**Task statement**
All lines below must be repeated exactly, with the pictures omitted.

++++++

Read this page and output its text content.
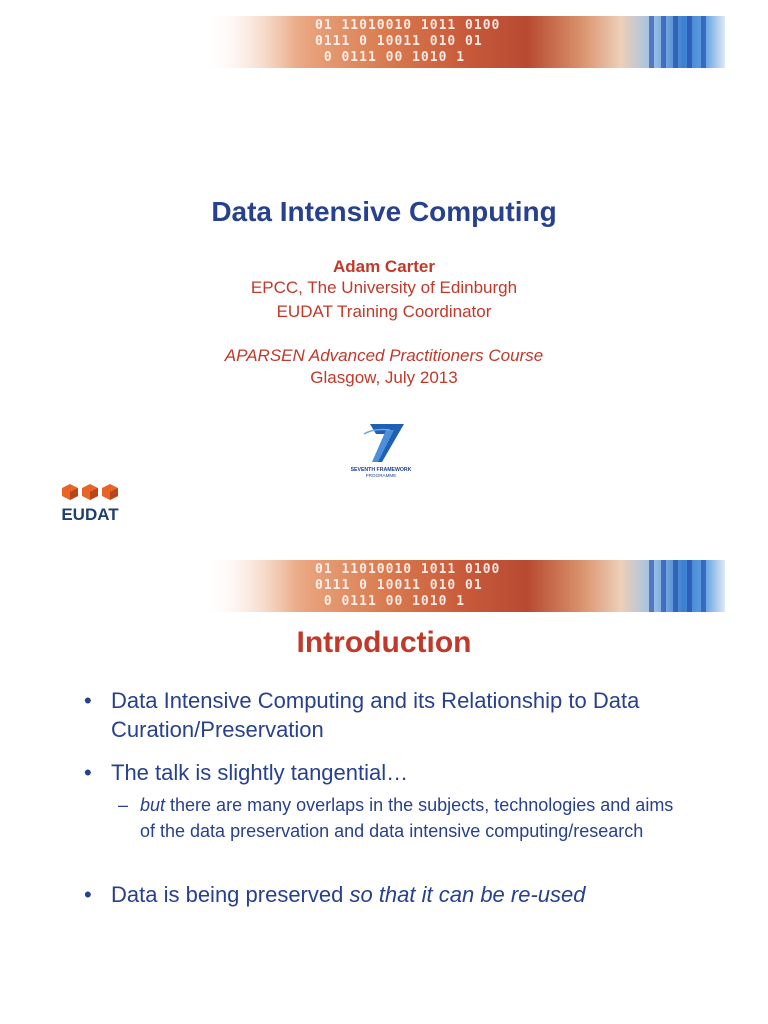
01 11010010 1011 0100
0111 0 10011 010 01
0 0111 00 1010 1
Data Intensive Computing
Adam Carter
EPCC, The University of Edinburgh
EUDAT Training Coordinator
APARSEN Advanced Practitioners Course
Glasgow, July 2013
SEVENTH FRAMEWORK
PROGRAMME
EUDAT
01 11010010 1011 0100
0111 0 10011 010 01
0 0111 00 1010 1
Introduction
• Data Intensive Computing and its Relationship to Data Curation/Preservation
• The talk is slightly tangential…
– but there are many overlaps in the subjects, technologies and aims of the data preservation and data intensive computing/research
• Data is being preserved so that it can be re-used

++++++

**In response**
Read this page and output its text content.
01 11010010 1011 0100
0111 0 10011 010 01
0 0111 00 1010 1
Data Intensive Computing
Adam Carter
EPCC, The University of Edinburgh
EUDAT Training Coordinator
APARSEN Advanced Practitioners Course
Glasgow, July 2013
SEVENTH FRAMEWORK
PROGRAMME
EUDAT
01 11010010 1011 0100
0111 0 10011 010 01
0 0111 00 1010 1
Introduction
• Data Intensive Computing and its Relationship to Data Curation/Preservation
• The talk is slightly tangential…
– but there are many overlaps in the subjects, technologies and aims of the data preservation and data intensive computing/research
• Data is being preserved so that it can be re-used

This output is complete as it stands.